** START **

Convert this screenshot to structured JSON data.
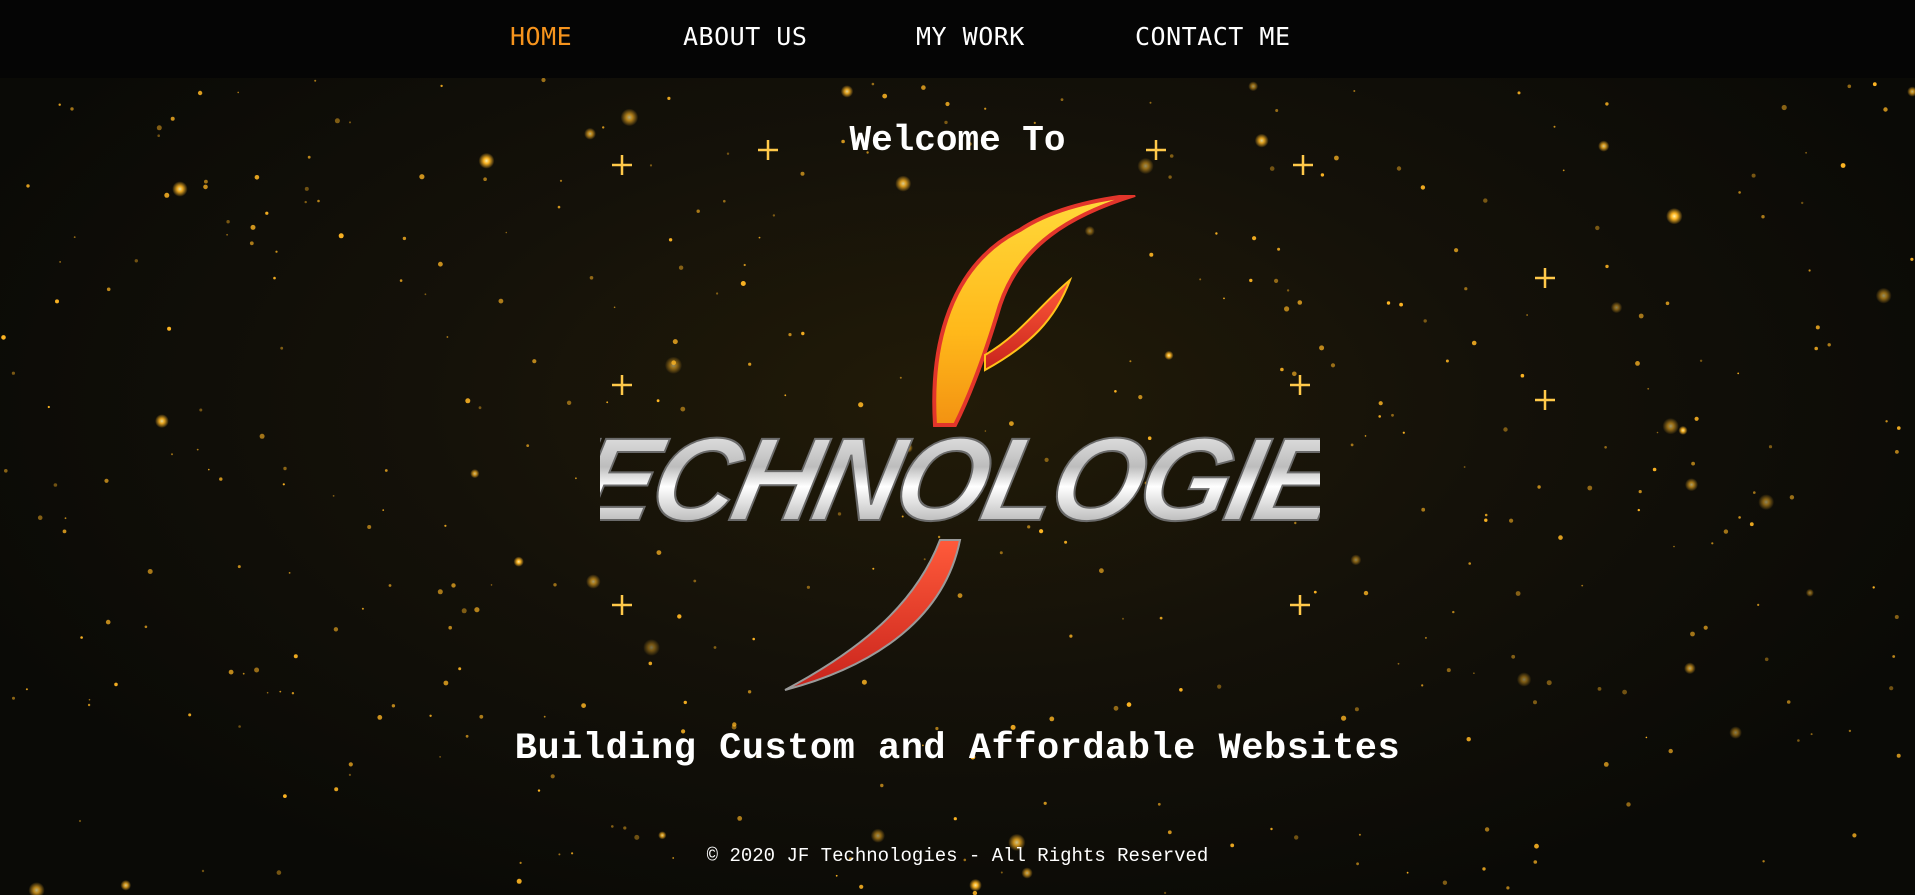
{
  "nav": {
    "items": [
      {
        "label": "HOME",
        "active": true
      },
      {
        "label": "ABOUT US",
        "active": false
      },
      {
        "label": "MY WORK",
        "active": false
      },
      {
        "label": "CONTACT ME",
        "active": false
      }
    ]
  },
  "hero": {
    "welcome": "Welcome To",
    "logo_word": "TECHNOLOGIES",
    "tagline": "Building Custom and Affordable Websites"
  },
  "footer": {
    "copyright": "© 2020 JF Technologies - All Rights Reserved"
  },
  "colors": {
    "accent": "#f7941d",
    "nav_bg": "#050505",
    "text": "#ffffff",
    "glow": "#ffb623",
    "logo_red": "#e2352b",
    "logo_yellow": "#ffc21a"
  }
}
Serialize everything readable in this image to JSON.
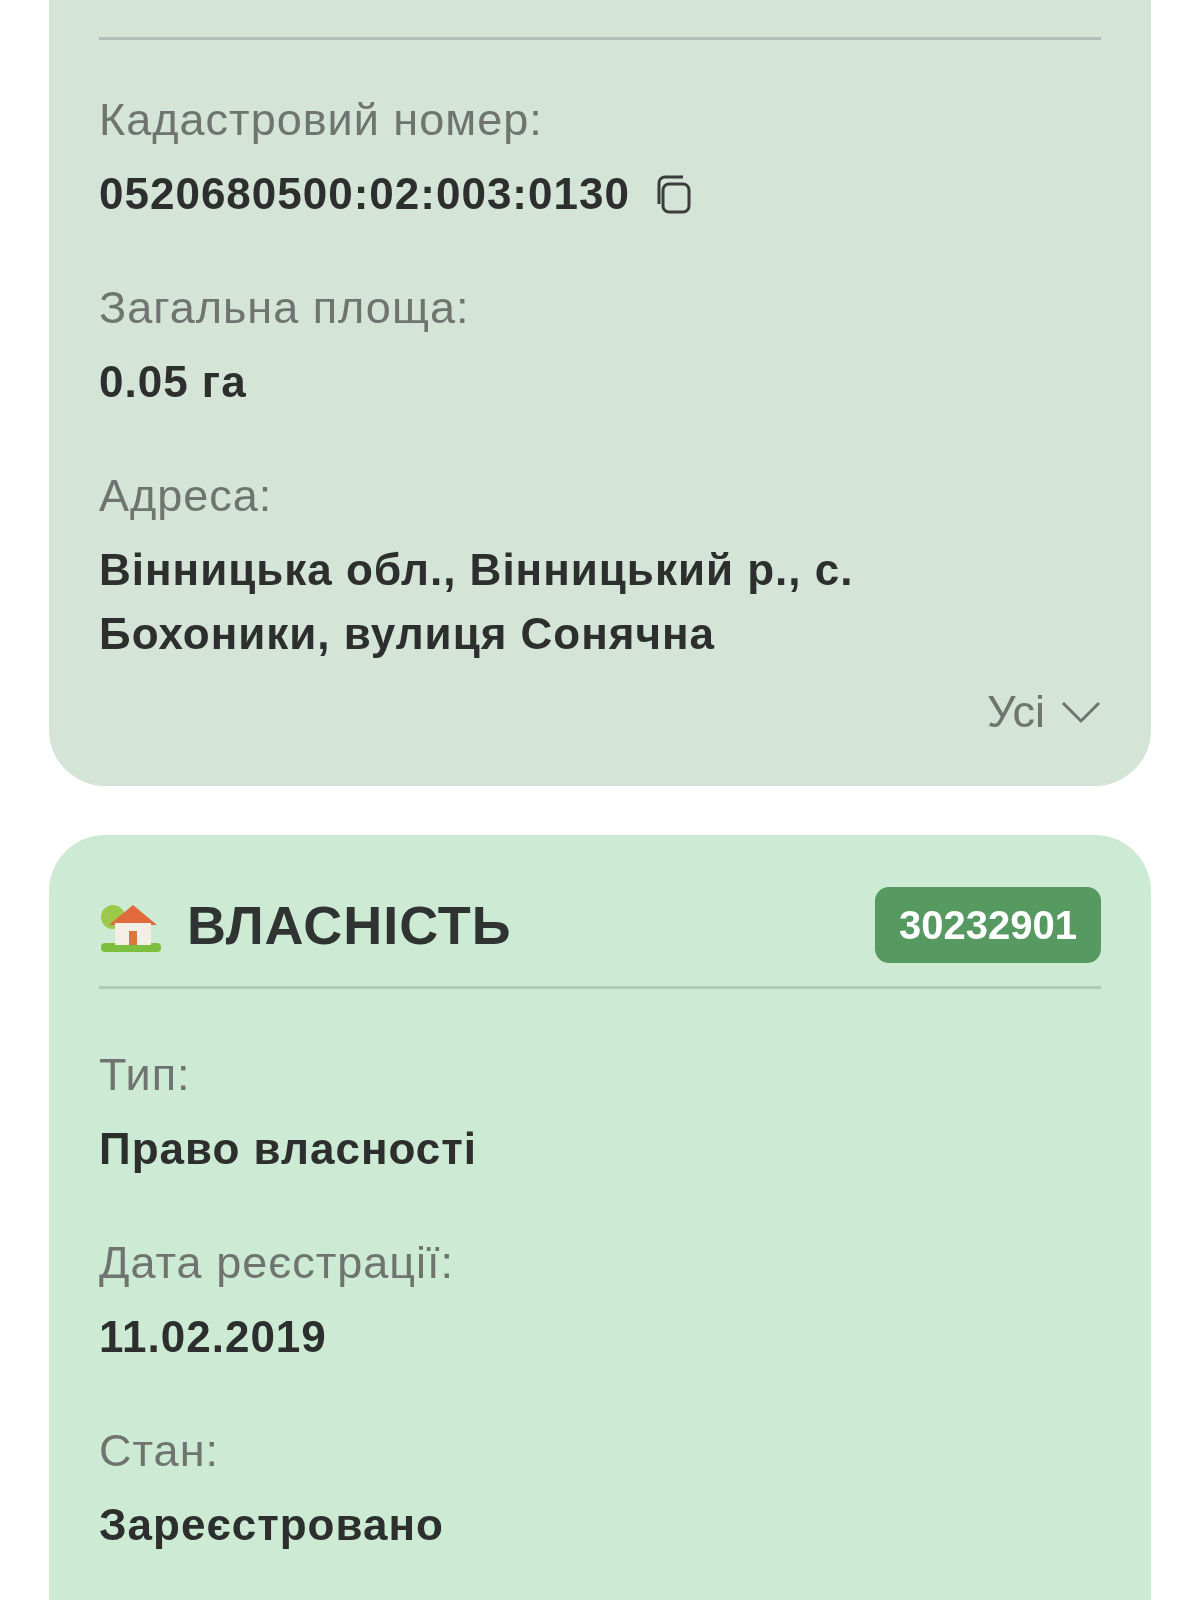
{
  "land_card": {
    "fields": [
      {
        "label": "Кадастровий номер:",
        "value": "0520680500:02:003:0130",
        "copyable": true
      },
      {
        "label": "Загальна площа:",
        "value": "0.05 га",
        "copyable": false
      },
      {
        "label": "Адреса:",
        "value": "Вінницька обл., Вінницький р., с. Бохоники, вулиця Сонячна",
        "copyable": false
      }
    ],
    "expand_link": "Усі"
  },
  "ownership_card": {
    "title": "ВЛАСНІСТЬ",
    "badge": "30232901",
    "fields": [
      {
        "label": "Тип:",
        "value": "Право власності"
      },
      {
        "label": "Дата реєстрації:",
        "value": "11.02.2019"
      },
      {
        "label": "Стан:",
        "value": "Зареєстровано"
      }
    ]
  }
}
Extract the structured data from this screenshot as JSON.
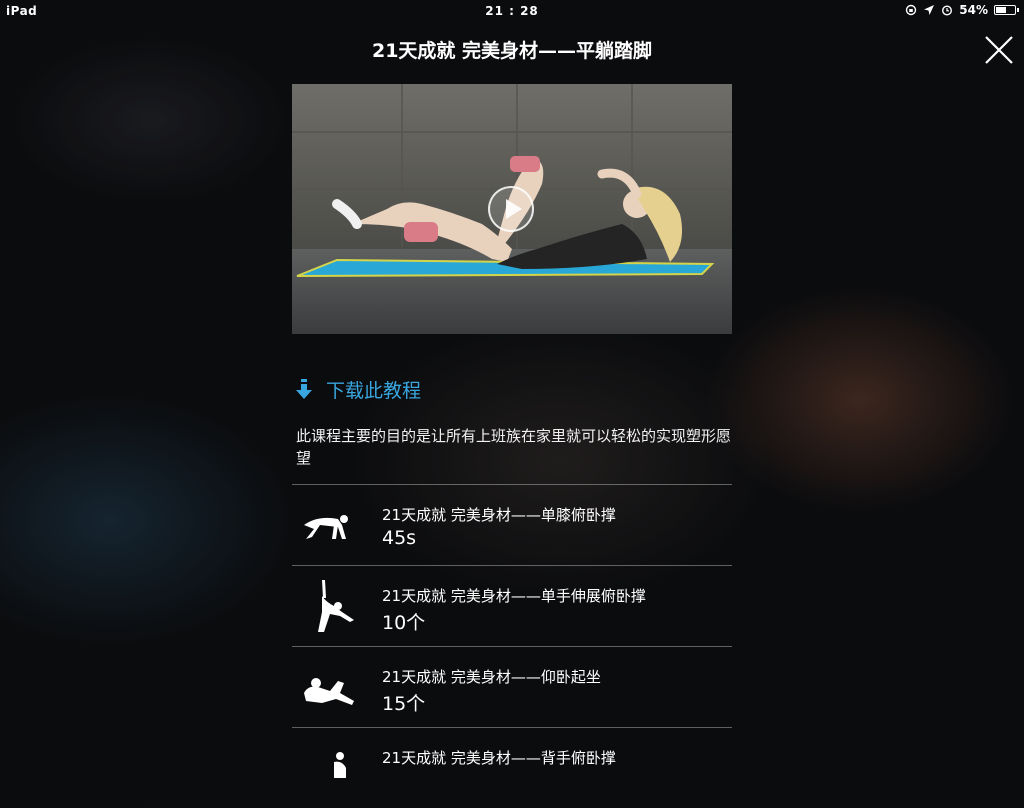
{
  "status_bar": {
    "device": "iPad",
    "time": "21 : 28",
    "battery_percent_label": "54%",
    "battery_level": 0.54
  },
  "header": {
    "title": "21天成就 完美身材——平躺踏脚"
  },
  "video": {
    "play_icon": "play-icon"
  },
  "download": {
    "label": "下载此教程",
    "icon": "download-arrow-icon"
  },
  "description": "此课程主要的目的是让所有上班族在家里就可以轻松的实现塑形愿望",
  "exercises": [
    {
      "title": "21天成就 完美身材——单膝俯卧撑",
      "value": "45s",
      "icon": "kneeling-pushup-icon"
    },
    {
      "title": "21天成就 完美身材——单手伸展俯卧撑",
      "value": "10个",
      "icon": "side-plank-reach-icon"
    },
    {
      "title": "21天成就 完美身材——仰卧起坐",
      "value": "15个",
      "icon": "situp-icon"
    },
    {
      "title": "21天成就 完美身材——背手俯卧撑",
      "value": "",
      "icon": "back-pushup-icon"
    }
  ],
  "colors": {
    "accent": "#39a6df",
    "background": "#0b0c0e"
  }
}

** END **

EXERCISE DETAILS ▸ Transcribe the records above verbatim. Do not carry over any picture.

EXERCISE RESULT ▸
Convert this screenshot to structured JSON data.
{
  "nav": {
    "items": [
      {
        "label": "HOME",
        "active": true
      },
      {
        "label": "ABOUT US",
        "active": false
      },
      {
        "label": "MY WORK",
        "active": false
      },
      {
        "label": "CONTACT ME",
        "active": false
      }
    ]
  },
  "hero": {
    "welcome": "Welcome To",
    "logo_word": "TECHNOLOGIES",
    "tagline": "Building Custom and Affordable Websites"
  },
  "footer": {
    "copyright": "© 2020 JF Technologies - All Rights Reserved"
  },
  "colors": {
    "accent": "#f7941d",
    "nav_bg": "#050505",
    "text": "#ffffff",
    "glow": "#ffb623",
    "logo_red": "#e2352b",
    "logo_yellow": "#ffc21a"
  }
}
Serialize everything readable in this image to JSON.
{
  "land_card": {
    "fields": [
      {
        "label": "Кадастровий номер:",
        "value": "0520680500:02:003:0130",
        "copyable": true
      },
      {
        "label": "Загальна площа:",
        "value": "0.05 га",
        "copyable": false
      },
      {
        "label": "Адреса:",
        "value": "Вінницька обл., Вінницький р., с. Бохоники, вулиця Сонячна",
        "copyable": false
      }
    ],
    "expand_link": "Усі"
  },
  "ownership_card": {
    "title": "ВЛАСНІСТЬ",
    "badge": "30232901",
    "fields": [
      {
        "label": "Тип:",
        "value": "Право власності"
      },
      {
        "label": "Дата реєстрації:",
        "value": "11.02.2019"
      },
      {
        "label": "Стан:",
        "value": "Зареєстровано"
      }
    ]
  }
}
Extract the structured data from this screenshot as JSON.
{
  "status_bar": {
    "device": "iPad",
    "time": "21 : 28",
    "battery_percent_label": "54%",
    "battery_level": 0.54
  },
  "header": {
    "title": "21天成就 完美身材——平躺踏脚"
  },
  "video": {
    "play_icon": "play-icon"
  },
  "download": {
    "label": "下载此教程",
    "icon": "download-arrow-icon"
  },
  "description": "此课程主要的目的是让所有上班族在家里就可以轻松的实现塑形愿望",
  "exercises": [
    {
      "title": "21天成就 完美身材——单膝俯卧撑",
      "value": "45s",
      "icon": "kneeling-pushup-icon"
    },
    {
      "title": "21天成就 完美身材——单手伸展俯卧撑",
      "value": "10个",
      "icon": "side-plank-reach-icon"
    },
    {
      "title": "21天成就 完美身材——仰卧起坐",
      "value": "15个",
      "icon": "situp-icon"
    },
    {
      "title": "21天成就 完美身材——背手俯卧撑",
      "value": "",
      "icon": "back-pushup-icon"
    }
  ],
  "colors": {
    "accent": "#39a6df",
    "background": "#0b0c0e"
  }
}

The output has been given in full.